[Stored records]
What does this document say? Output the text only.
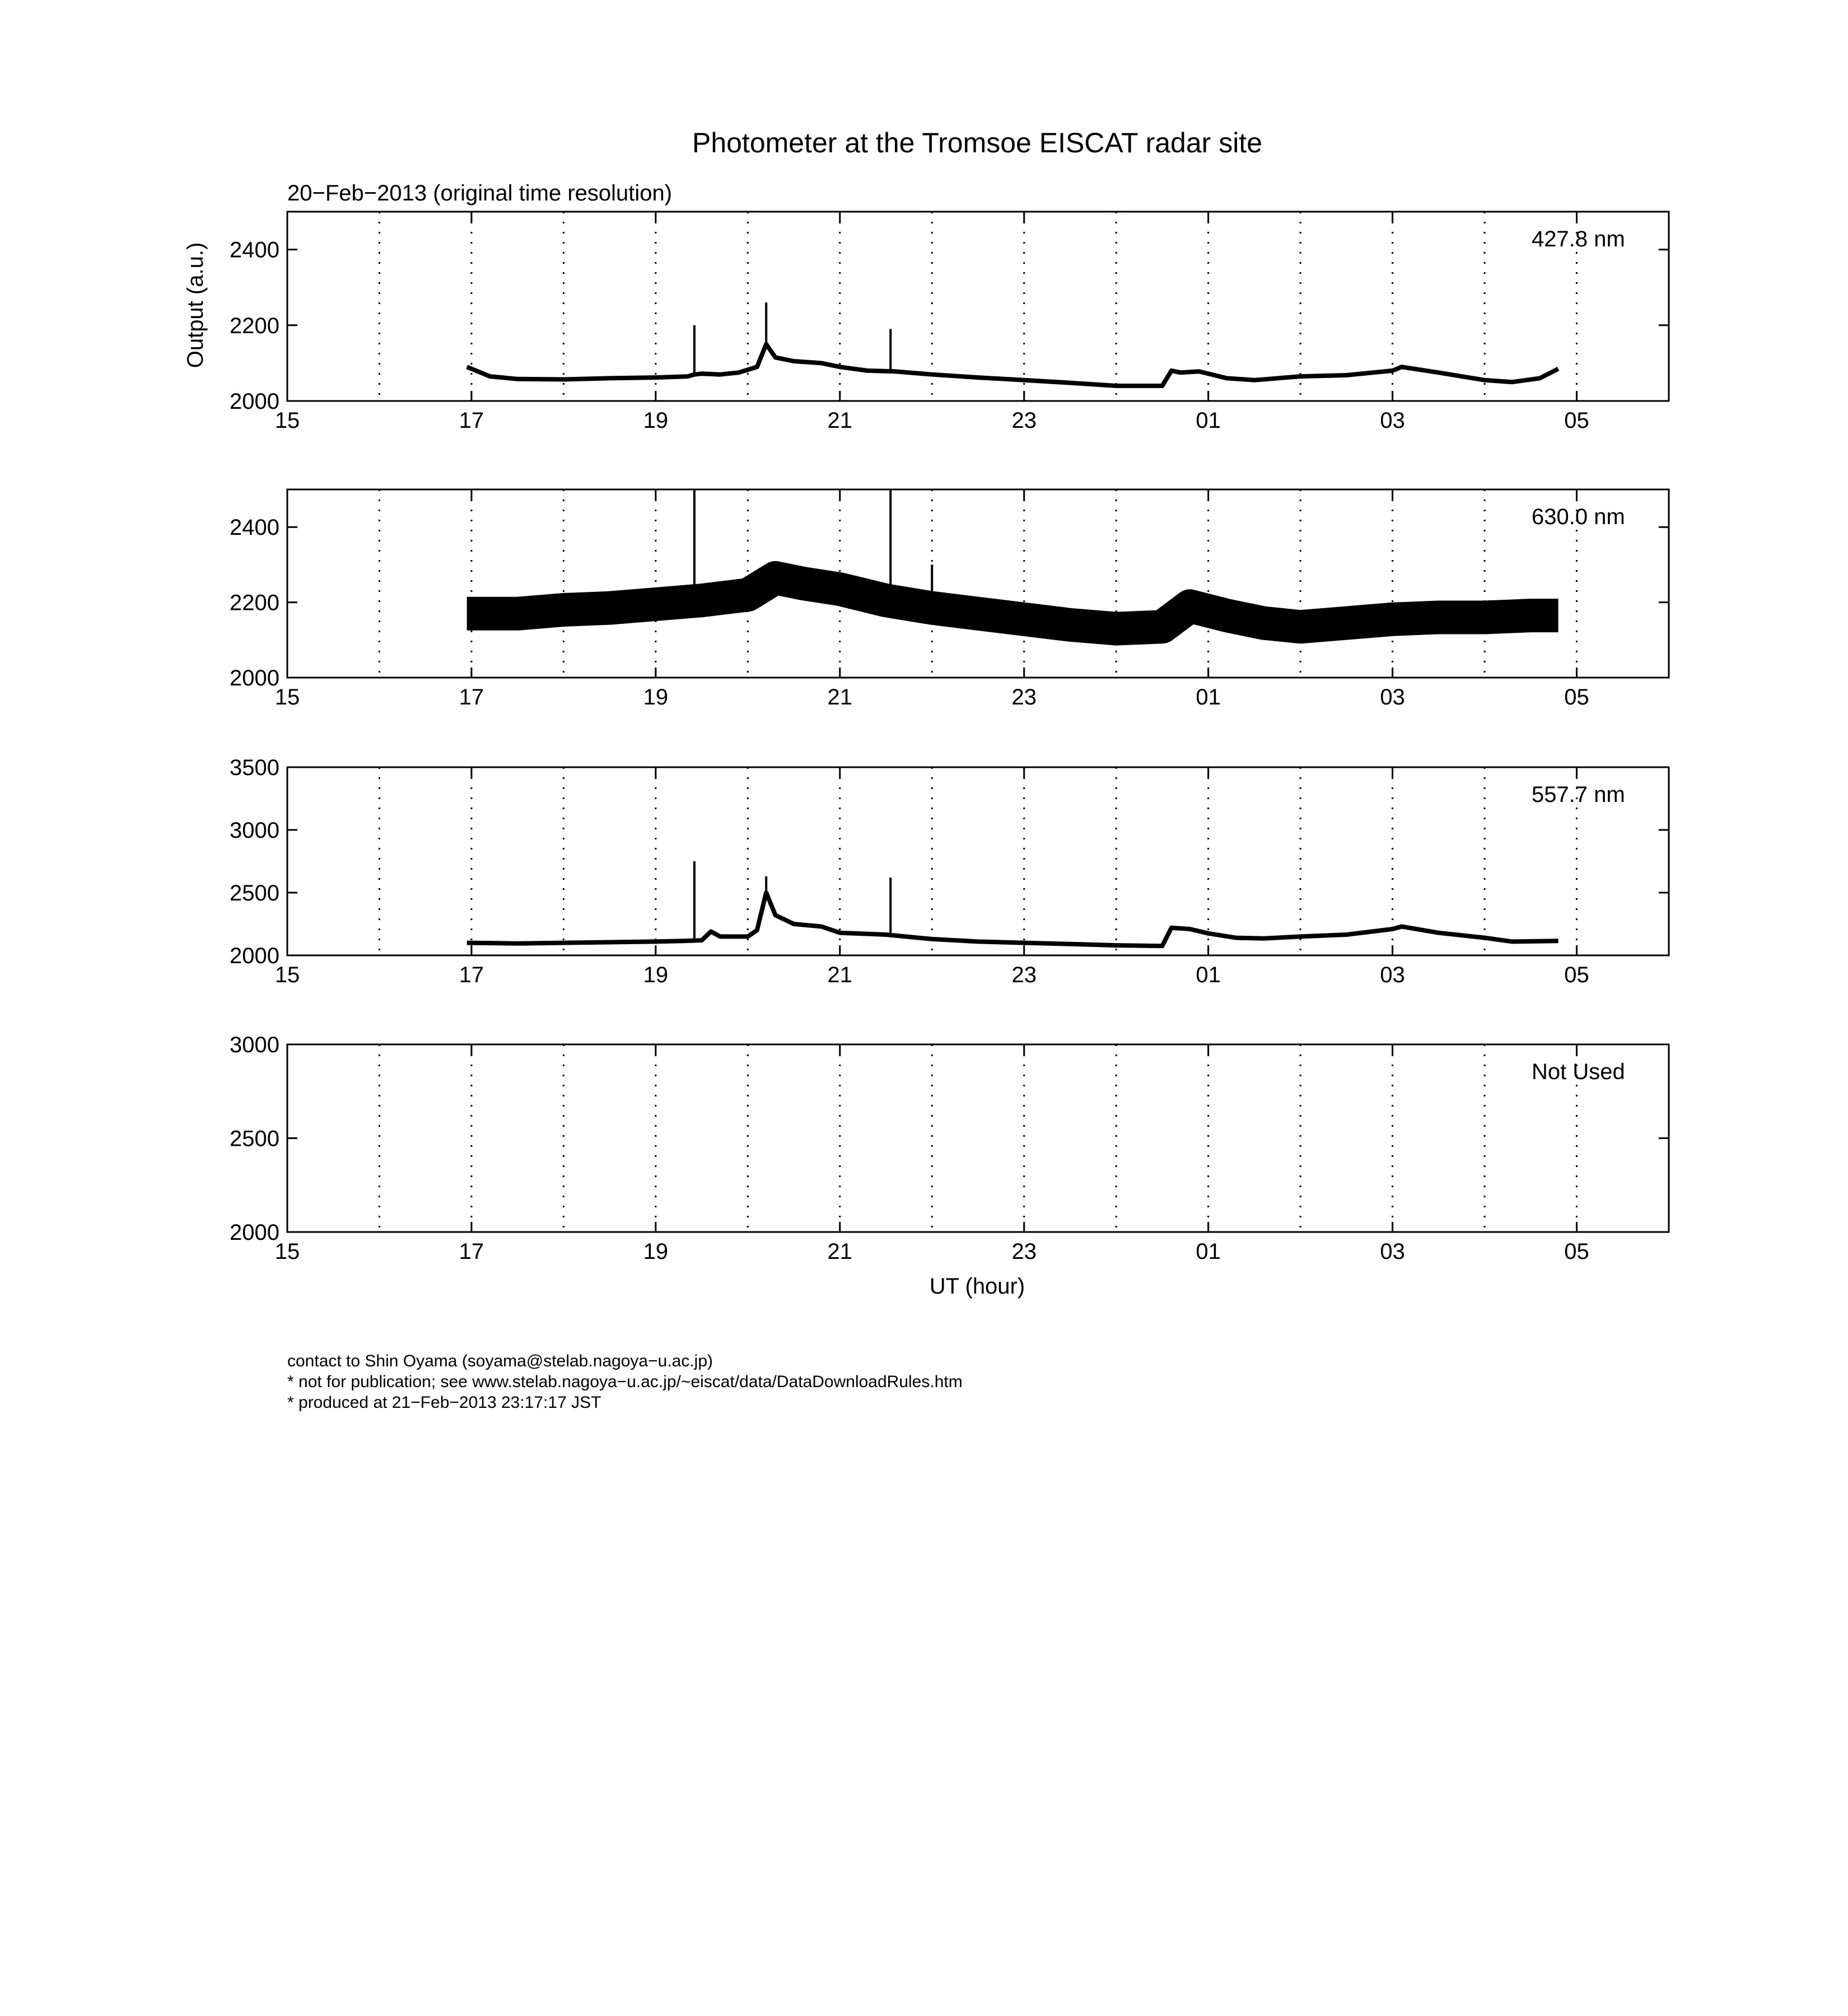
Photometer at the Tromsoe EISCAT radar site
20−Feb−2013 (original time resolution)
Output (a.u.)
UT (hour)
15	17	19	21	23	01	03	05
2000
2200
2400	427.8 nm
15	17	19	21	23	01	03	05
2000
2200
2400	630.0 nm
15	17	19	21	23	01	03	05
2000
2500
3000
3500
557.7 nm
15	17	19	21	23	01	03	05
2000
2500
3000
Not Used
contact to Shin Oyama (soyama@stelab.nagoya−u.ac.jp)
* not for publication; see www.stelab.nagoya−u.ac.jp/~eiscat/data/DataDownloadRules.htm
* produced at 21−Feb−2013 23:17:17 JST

* * *

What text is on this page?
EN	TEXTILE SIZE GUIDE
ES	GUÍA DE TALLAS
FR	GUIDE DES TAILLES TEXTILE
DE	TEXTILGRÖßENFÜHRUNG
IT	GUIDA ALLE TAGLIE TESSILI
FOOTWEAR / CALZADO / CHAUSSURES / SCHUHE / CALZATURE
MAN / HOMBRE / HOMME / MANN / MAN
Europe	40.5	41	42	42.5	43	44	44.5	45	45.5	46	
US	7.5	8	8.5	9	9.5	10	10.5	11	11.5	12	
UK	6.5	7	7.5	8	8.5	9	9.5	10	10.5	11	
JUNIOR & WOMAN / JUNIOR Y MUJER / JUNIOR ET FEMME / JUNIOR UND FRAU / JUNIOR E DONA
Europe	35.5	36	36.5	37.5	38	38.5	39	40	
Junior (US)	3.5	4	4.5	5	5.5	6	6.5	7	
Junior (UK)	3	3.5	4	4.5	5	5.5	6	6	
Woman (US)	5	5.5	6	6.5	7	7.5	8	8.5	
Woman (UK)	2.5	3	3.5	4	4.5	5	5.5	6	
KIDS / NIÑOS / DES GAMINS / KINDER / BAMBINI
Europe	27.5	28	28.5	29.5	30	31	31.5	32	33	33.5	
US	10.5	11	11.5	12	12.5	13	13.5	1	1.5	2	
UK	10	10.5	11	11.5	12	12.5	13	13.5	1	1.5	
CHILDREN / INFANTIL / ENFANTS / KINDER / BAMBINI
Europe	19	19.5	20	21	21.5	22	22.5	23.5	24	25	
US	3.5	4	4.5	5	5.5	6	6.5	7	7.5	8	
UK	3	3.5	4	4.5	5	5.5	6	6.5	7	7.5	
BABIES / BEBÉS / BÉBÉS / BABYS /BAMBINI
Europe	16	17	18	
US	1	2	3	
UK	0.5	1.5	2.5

GIVEN INSTRUCTION: Read the entries and show each line that mentions "KINDER".

EXERCISE RESPONSE:
KIDS / NIÑOS / DES GAMINS / KINDER / BAMBINI
CHILDREN / INFANTIL / ENFANTS / KINDER / BAMBINI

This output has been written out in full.